━━━━━ RECORD EXCERPTS ━━━━━

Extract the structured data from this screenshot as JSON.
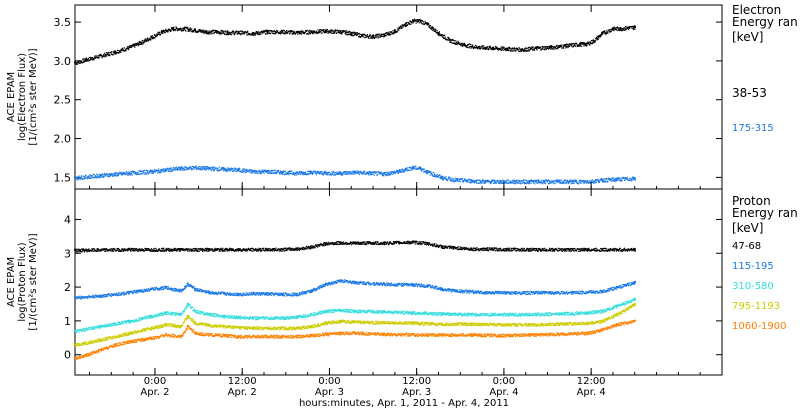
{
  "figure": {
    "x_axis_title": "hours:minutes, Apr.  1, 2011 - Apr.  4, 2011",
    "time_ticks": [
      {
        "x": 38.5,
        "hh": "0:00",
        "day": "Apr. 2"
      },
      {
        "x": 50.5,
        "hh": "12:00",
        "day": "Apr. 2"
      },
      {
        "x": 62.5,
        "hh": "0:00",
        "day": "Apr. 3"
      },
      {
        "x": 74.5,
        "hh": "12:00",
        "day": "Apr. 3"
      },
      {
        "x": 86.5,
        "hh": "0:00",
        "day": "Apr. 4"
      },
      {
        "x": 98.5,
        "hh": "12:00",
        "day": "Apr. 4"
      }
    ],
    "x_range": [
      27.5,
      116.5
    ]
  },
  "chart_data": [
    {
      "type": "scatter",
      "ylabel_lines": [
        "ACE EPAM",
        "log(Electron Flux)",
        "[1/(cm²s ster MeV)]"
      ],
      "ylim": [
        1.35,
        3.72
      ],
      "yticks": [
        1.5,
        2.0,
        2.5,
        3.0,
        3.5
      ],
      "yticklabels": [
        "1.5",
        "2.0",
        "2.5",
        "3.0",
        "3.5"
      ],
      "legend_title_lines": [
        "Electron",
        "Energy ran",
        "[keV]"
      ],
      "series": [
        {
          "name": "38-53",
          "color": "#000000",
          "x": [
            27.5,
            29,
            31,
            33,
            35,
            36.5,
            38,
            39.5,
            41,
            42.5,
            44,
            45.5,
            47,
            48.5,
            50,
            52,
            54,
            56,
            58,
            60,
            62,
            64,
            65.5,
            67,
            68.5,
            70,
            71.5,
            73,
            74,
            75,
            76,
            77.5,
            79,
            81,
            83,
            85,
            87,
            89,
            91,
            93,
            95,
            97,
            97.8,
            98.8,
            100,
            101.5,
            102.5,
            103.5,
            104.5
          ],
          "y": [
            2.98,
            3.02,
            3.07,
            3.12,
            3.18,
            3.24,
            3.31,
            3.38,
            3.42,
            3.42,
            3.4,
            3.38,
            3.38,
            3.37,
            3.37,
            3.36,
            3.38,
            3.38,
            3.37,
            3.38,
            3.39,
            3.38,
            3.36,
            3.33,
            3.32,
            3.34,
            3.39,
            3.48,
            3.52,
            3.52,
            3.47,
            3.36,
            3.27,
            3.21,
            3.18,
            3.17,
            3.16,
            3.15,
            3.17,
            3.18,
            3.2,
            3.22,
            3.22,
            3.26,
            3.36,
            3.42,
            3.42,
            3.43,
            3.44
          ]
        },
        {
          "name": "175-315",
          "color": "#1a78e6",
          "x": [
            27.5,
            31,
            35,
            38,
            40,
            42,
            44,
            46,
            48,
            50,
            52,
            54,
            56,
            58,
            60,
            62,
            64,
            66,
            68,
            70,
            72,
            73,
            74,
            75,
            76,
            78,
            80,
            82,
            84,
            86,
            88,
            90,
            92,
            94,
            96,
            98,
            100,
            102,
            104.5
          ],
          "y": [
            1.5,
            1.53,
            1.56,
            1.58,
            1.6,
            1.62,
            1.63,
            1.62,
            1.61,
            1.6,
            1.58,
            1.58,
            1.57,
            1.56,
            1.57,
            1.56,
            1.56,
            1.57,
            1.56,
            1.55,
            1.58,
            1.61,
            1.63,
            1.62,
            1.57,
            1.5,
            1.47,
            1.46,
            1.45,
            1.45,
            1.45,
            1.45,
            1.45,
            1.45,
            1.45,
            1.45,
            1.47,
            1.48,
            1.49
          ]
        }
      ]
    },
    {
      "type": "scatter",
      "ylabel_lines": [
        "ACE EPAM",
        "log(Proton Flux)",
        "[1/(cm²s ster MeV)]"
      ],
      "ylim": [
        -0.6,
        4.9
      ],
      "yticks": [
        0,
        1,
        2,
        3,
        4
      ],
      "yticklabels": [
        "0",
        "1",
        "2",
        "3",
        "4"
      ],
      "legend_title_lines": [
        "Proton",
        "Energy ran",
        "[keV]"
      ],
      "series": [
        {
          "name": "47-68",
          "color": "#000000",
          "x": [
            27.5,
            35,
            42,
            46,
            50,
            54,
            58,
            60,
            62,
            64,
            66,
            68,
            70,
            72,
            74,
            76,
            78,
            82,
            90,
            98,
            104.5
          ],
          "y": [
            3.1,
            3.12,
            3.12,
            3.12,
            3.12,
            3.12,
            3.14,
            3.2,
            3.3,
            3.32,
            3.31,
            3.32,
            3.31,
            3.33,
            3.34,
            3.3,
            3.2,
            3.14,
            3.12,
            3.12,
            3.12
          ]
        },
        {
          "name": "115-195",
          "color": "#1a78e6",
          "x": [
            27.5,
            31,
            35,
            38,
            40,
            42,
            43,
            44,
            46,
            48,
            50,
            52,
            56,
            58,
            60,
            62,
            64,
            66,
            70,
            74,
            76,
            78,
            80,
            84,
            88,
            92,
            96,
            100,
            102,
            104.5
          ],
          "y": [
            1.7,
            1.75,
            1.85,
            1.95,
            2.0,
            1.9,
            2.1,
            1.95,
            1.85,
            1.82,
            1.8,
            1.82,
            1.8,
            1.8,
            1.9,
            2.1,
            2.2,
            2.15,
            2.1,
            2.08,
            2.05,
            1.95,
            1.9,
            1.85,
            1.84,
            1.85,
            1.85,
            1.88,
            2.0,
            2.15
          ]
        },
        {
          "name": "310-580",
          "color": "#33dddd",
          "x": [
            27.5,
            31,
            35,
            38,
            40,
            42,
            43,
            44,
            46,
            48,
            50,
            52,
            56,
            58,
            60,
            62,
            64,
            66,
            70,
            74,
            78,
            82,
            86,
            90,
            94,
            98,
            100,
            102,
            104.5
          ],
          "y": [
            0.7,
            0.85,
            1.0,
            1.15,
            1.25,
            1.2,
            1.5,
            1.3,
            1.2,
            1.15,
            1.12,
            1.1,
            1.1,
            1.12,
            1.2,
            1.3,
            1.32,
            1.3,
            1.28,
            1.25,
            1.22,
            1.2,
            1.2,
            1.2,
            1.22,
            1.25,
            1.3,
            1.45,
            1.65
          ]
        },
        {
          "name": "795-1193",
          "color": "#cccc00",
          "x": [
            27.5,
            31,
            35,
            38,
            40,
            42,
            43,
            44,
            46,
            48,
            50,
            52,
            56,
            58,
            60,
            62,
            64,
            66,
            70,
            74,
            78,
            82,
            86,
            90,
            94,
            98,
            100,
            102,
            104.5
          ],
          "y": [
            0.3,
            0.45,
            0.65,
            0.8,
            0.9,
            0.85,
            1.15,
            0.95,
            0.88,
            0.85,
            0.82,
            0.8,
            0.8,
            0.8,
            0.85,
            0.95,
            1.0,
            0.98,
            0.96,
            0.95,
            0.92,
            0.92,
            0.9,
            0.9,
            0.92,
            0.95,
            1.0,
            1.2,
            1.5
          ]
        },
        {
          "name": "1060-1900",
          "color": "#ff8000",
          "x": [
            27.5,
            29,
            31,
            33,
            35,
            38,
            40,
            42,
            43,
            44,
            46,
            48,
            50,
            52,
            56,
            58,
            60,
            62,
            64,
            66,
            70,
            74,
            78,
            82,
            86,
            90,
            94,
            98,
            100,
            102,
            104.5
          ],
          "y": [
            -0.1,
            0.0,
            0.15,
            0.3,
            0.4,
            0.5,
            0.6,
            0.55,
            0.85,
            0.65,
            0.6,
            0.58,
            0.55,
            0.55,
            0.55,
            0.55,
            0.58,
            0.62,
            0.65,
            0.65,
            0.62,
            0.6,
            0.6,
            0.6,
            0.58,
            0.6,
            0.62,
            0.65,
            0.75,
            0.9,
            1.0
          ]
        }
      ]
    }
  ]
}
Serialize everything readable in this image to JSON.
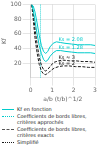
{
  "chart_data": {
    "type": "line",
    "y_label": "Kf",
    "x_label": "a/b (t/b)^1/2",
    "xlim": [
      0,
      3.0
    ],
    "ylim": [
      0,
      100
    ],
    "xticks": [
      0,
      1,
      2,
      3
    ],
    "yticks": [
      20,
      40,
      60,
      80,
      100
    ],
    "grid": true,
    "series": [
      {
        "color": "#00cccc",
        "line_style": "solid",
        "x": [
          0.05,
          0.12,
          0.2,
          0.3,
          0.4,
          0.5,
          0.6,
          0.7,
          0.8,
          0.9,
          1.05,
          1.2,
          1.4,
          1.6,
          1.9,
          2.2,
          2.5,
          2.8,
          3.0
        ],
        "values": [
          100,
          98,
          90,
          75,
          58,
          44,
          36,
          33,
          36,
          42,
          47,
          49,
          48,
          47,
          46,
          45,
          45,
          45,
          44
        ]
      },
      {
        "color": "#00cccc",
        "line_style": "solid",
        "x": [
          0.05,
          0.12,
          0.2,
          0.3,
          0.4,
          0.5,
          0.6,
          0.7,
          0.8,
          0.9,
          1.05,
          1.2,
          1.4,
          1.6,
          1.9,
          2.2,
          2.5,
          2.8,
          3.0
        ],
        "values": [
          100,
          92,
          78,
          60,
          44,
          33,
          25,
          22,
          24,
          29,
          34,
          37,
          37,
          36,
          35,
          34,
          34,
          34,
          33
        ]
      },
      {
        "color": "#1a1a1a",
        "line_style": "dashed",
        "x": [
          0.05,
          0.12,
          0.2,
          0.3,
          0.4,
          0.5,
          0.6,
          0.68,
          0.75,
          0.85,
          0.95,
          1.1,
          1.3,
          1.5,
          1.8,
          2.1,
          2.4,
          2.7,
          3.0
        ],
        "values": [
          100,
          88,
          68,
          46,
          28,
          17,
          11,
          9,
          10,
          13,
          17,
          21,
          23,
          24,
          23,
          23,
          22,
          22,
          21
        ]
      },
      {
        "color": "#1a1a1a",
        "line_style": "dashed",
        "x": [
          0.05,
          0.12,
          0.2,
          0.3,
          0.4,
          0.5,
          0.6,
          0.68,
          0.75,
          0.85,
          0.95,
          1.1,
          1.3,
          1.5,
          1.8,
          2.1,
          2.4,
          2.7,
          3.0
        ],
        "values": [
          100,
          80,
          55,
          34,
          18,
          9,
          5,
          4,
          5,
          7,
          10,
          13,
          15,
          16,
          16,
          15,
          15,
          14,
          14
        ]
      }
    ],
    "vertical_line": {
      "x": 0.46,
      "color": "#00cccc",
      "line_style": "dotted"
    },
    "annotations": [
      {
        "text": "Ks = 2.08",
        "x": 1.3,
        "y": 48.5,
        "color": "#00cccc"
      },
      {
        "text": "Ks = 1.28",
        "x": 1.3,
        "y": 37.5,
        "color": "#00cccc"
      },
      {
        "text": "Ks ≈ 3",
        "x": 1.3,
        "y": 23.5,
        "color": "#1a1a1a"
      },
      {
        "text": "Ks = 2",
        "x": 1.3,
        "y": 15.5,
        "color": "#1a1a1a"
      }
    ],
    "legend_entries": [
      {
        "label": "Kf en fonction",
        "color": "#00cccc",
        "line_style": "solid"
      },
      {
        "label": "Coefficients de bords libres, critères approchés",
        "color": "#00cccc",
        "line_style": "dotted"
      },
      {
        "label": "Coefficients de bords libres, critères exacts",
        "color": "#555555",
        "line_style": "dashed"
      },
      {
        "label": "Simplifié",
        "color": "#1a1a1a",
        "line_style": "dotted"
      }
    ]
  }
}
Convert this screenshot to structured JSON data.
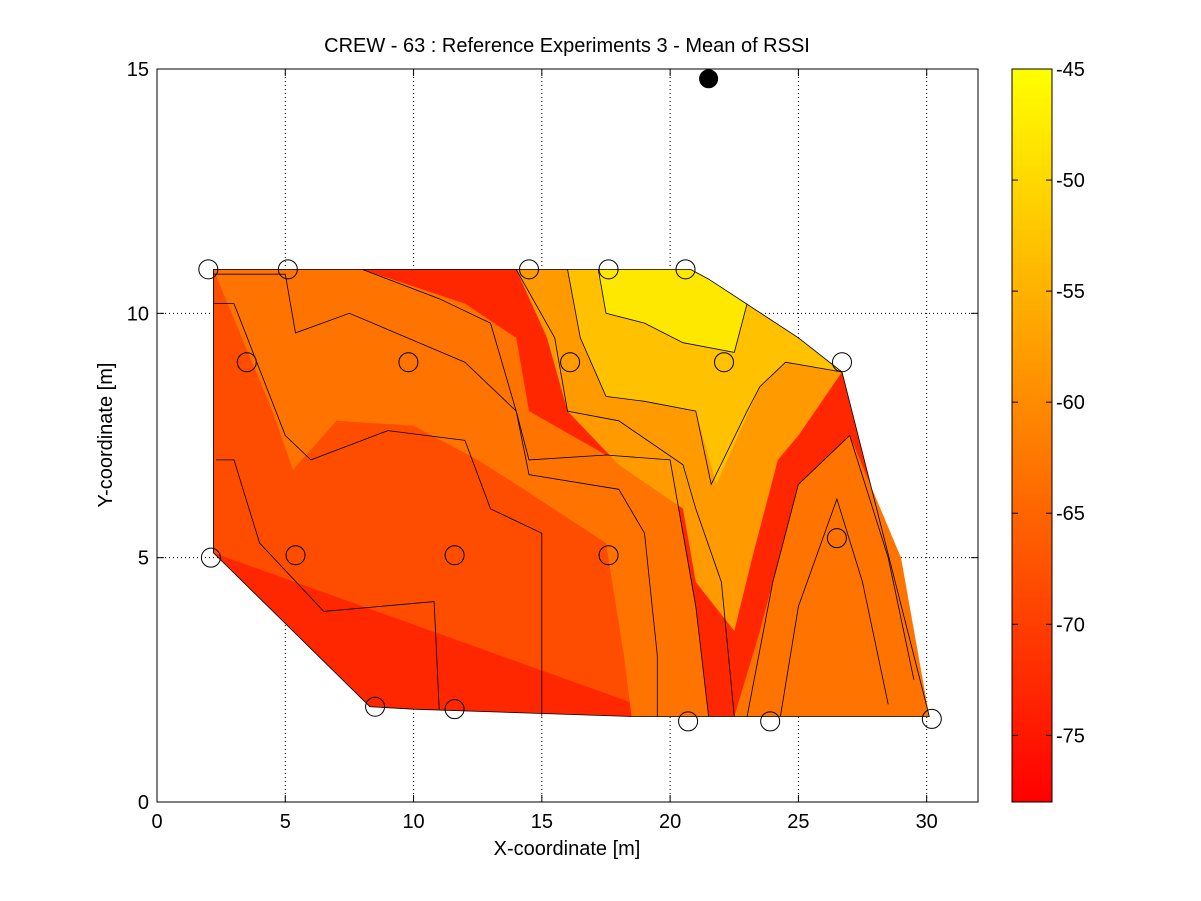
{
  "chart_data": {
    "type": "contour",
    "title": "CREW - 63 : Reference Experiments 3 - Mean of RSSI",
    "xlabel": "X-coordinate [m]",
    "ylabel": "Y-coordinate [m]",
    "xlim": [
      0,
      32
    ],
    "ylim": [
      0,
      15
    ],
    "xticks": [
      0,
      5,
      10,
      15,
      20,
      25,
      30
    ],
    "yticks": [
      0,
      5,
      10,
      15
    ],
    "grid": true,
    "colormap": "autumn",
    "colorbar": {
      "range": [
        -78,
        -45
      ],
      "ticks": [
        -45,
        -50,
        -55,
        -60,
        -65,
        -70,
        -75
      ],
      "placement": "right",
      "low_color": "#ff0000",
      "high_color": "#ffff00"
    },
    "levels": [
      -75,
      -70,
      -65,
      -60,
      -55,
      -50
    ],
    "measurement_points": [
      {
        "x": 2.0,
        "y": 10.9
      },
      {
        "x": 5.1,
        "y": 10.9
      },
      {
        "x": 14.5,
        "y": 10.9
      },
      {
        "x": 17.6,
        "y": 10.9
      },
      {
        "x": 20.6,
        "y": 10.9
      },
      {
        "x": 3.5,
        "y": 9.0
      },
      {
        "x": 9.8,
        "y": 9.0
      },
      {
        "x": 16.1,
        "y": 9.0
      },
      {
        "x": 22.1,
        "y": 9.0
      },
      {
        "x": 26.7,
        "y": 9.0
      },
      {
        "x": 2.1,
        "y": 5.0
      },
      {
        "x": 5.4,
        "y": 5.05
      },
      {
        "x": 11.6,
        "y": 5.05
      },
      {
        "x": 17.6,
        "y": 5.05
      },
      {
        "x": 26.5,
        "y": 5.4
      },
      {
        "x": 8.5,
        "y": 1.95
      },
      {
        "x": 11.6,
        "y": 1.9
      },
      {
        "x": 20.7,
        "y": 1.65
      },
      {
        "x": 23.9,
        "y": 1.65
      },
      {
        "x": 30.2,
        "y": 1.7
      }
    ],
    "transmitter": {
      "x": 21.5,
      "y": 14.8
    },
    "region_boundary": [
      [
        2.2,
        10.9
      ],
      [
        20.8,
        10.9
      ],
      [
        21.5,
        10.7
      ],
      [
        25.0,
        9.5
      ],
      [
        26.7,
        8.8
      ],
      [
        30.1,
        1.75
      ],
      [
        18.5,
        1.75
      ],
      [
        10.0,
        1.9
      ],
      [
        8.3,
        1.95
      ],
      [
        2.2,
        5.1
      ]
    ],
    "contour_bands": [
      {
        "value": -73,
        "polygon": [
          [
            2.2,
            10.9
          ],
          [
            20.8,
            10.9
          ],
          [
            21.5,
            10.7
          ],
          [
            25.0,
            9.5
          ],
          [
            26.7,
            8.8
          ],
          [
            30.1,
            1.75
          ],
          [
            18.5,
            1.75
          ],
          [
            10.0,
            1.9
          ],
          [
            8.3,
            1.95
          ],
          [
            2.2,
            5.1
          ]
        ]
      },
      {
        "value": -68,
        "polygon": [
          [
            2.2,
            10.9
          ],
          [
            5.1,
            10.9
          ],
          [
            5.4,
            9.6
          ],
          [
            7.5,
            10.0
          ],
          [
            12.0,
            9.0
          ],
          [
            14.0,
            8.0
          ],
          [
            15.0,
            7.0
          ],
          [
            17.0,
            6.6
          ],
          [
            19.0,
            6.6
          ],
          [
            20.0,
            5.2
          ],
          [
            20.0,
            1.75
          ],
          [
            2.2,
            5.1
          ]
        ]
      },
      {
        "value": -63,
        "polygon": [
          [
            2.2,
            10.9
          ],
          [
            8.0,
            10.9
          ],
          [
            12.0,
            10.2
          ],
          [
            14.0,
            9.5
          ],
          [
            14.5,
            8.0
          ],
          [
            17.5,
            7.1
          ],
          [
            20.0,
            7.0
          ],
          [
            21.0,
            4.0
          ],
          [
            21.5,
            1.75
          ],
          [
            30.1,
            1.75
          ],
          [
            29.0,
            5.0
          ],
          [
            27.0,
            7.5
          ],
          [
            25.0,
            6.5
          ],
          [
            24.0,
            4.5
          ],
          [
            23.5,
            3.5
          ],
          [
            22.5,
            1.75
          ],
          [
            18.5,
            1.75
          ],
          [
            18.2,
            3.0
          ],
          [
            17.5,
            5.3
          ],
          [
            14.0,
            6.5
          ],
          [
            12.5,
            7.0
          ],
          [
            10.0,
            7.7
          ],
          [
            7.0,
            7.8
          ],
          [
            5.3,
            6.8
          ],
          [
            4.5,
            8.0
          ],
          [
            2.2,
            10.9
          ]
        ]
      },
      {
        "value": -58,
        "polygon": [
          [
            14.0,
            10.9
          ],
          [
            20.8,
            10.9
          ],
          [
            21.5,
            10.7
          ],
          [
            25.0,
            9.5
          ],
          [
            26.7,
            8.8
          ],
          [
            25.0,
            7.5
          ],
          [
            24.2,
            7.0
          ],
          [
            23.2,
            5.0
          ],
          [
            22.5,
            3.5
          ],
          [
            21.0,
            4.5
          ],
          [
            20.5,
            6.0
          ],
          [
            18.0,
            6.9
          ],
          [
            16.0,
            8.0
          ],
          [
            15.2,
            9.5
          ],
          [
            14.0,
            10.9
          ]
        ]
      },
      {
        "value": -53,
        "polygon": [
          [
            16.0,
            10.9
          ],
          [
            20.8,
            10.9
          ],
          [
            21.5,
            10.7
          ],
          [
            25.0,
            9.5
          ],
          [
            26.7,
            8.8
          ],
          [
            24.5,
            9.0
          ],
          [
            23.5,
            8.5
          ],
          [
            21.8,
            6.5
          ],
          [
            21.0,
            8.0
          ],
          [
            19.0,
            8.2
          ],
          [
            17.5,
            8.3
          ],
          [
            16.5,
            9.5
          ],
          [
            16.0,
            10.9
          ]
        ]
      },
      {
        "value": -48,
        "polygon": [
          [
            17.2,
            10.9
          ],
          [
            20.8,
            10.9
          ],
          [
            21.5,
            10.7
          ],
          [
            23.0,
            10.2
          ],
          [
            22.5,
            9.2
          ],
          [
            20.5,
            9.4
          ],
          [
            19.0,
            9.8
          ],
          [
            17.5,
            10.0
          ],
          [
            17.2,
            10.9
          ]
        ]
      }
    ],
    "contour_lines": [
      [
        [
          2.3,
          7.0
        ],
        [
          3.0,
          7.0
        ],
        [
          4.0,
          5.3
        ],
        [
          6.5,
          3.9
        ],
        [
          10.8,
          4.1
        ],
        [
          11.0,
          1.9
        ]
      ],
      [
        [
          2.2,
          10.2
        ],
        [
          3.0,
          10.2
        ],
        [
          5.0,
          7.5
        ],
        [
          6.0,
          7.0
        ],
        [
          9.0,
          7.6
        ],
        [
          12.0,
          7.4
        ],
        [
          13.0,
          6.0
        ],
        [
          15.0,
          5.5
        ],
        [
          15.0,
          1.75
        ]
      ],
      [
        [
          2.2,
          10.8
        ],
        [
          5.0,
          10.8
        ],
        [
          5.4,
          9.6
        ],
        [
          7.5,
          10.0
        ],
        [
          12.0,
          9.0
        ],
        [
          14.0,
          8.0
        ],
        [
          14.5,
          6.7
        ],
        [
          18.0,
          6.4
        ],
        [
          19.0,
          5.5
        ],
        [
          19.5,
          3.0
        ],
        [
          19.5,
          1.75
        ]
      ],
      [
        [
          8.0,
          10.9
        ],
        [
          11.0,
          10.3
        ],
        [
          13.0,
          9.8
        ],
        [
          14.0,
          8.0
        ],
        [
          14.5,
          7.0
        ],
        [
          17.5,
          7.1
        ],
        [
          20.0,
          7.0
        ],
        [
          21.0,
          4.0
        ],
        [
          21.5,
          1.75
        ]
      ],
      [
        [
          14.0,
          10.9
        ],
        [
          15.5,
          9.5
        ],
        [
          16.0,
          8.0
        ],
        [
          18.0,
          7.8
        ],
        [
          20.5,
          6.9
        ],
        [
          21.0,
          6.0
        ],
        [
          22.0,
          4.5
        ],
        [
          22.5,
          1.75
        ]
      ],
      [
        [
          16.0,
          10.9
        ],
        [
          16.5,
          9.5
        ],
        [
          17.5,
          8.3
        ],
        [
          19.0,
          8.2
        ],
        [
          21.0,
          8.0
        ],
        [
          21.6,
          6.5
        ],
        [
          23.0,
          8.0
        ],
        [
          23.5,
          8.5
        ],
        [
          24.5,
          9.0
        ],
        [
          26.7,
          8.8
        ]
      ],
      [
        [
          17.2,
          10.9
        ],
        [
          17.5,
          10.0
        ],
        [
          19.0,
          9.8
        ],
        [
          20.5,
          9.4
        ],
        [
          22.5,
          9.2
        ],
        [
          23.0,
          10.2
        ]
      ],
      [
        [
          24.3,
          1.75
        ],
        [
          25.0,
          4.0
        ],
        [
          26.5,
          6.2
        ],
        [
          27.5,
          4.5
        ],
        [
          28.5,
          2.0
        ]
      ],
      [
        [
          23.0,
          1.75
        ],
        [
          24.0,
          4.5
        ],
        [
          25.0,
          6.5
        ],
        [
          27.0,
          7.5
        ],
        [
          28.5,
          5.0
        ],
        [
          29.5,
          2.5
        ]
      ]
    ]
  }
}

━━━━━

# TO BE DONE:
Work out the number of lines above that include the string "JSON" and write only that number.

# TASK ANSWER:
3